## [What you are asked to do]
Write the entries below out again exactly; any picture in them stays out.

## [Saved entries]
===============

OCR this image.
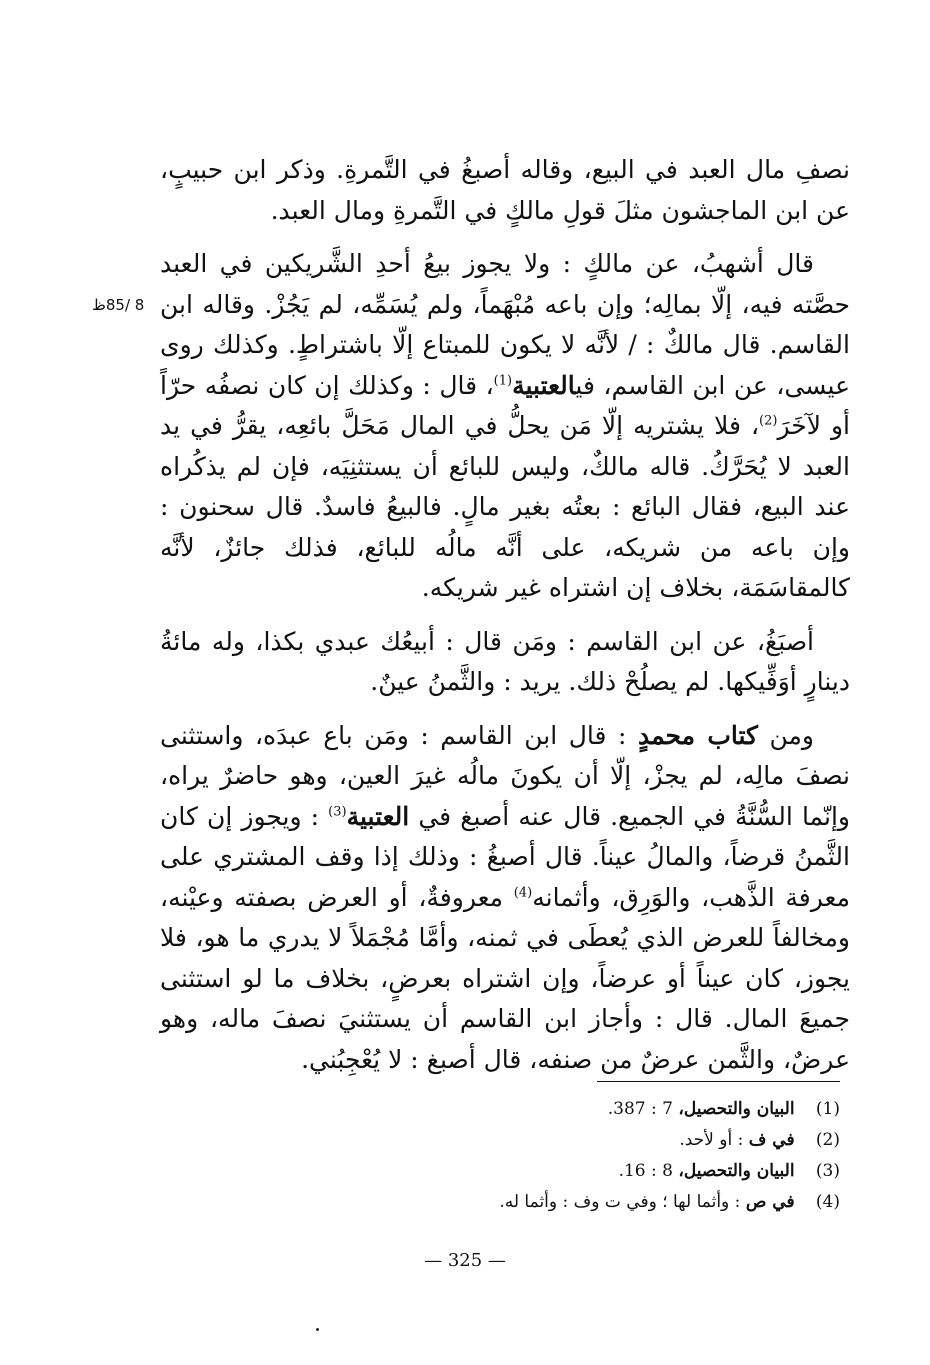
8 /85ظ

نصفِ مال العبد في البيع، وقاله أصبغُ في التَّمرةِ. وذكر ابن حبيبٍ، عن ابن الماجشون مثلَ قولِ مالكٍ في التَّمرةِ ومال العبد.

قال أشهبُ، عن مالكٍ : ولا يجوز بيعُ أحدِ الشَّريكين في العبد حصَّته فيه، إلّا بمالِه؛ وإن باعه مُبْهَماً، ولم يُسَمِّه، لم يَجُزْ. وقاله ابن القاسم. قال مالكٌ : / لأنَّه لا يكون للمبتاع إلّا باشتراطٍ. وكذلك روى عيسى، عن ابن القاسم، فيالعتبية$^{(1)}$، قال : وكذلك إن كان نصفُه حرّاً أو لآخَرَ$^{(2)}$، فلا يشتريه إلّا مَن يحلُّ في المال مَحَلَّ بائعِه، يقرُّ في يد العبد لا يُحَرَّكُ. قاله مالكٌ، وليس للبائع أن يستثنِيَه، فإن لم يذكُراه عند البيع، فقال البائع : بعتُه بغير مالٍ. فالبيعُ فاسدٌ. قال سحنون : وإن باعه من شريكه، على أنَّه مالُه للبائع، فذلك جائزٌ، لأنَّه كالمقاسَمَة، بخلاف إن اشتراه غير شريكه.

أصبَغُ، عن ابن القاسم : ومَن قال : أبيعُك عبدي بكذا، وله مائةُ دينارٍ أوَفِّيكها. لم يصلُحْ ذلك. يريد : والثَّمنُ عينٌ.

ومن كتاب محمدٍ : قال ابن القاسم : ومَن باع عبدَه، واستثنى نصفَ مالِه، لم يجزْ، إلّا أن يكونَ مالُه غيرَ العين، وهو حاضرٌ يراه، وإنّما السُّنَّةُ في الجميع. قال عنه أصبغ في العتبية$^{(3)}$ : ويجوز إن كان الثَّمنُ قرضاً، والمالُ عيناً. قال أصبغُ : وذلك إذا وقف المشتري على معرفة الذَّهب، والوَرِق، وأثمانه$^{(4)}$ معروفةٌ، أو العرض بصفته وعيْنه، ومخالفاً للعرض الذي يُعطَى في ثمنه، وأمَّا مُجْمَلاً لا يدري ما هو، فلا يجوز، كان عيناً أو عرضاً، وإن اشتراه بعرضٍ، بخلاف ما لو استثنى جميعَ المال. قال : وأجاز ابن القاسم أن يستثنيَ نصفَ ماله، وهو عرضٌ، والثَّمن عرضٌ من صنفه، قال أصبغ : لا يُعْجِبُني.

(1) البيان والتحصيل، 7 : 387.
(2) في ف : أو لأحد.
(3) البيان والتحصيل، 8 : 16.
(4) في ص : وأثما لها ؛ وفي ت وف : وأثما له.
— 325 —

===============

## [Exercise output]
OCR this image.
8 /85ظ

نصفِ مال العبد في البيع، وقاله أصبغُ في التَّمرةِ. وذكر ابن حبيبٍ، عن ابن الماجشون مثلَ قولِ مالكٍ في التَّمرةِ ومال العبد.

قال أشهبُ، عن مالكٍ : ولا يجوز بيعُ أحدِ الشَّريكين في العبد حصَّته فيه، إلّا بمالِه؛ وإن باعه مُبْهَماً، ولم يُسَمِّه، لم يَجُزْ. وقاله ابن القاسم. قال مالكٌ : / لأنَّه لا يكون للمبتاع إلّا باشتراطٍ. وكذلك روى عيسى، عن ابن القاسم، فيالعتبية$^{(1)}$، قال : وكذلك إن كان نصفُه حرّاً أو لآخَرَ$^{(2)}$، فلا يشتريه إلّا مَن يحلُّ في المال مَحَلَّ بائعِه، يقرُّ في يد العبد لا يُحَرَّكُ. قاله مالكٌ، وليس للبائع أن يستثنِيَه، فإن لم يذكُراه عند البيع، فقال البائع : بعتُه بغير مالٍ. فالبيعُ فاسدٌ. قال سحنون : وإن باعه من شريكه، على أنَّه مالُه للبائع، فذلك جائزٌ، لأنَّه كالمقاسَمَة، بخلاف إن اشتراه غير شريكه.

أصبَغُ، عن ابن القاسم : ومَن قال : أبيعُك عبدي بكذا، وله مائةُ دينارٍ أوَفِّيكها. لم يصلُحْ ذلك. يريد : والثَّمنُ عينٌ.

ومن كتاب محمدٍ : قال ابن القاسم : ومَن باع عبدَه، واستثنى نصفَ مالِه، لم يجزْ، إلّا أن يكونَ مالُه غيرَ العين، وهو حاضرٌ يراه، وإنّما السُّنَّةُ في الجميع. قال عنه أصبغ في العتبية$^{(3)}$ : ويجوز إن كان الثَّمنُ قرضاً، والمالُ عيناً. قال أصبغُ : وذلك إذا وقف المشتري على معرفة الذَّهب، والوَرِق، وأثمانه$^{(4)}$ معروفةٌ، أو العرض بصفته وعيْنه، ومخالفاً للعرض الذي يُعطَى في ثمنه، وأمَّا مُجْمَلاً لا يدري ما هو، فلا يجوز، كان عيناً أو عرضاً، وإن اشتراه بعرضٍ، بخلاف ما لو استثنى جميعَ المال. قال : وأجاز ابن القاسم أن يستثنيَ نصفَ ماله، وهو عرضٌ، والثَّمن عرضٌ من صنفه، قال أصبغ : لا يُعْجِبُني.

(1) البيان والتحصيل، 7 : 387.
(2) في ف : أو لأحد.
(3) البيان والتحصيل، 8 : 16.
(4) في ص : وأثما لها ؛ وفي ت وف : وأثما له.
— 325 —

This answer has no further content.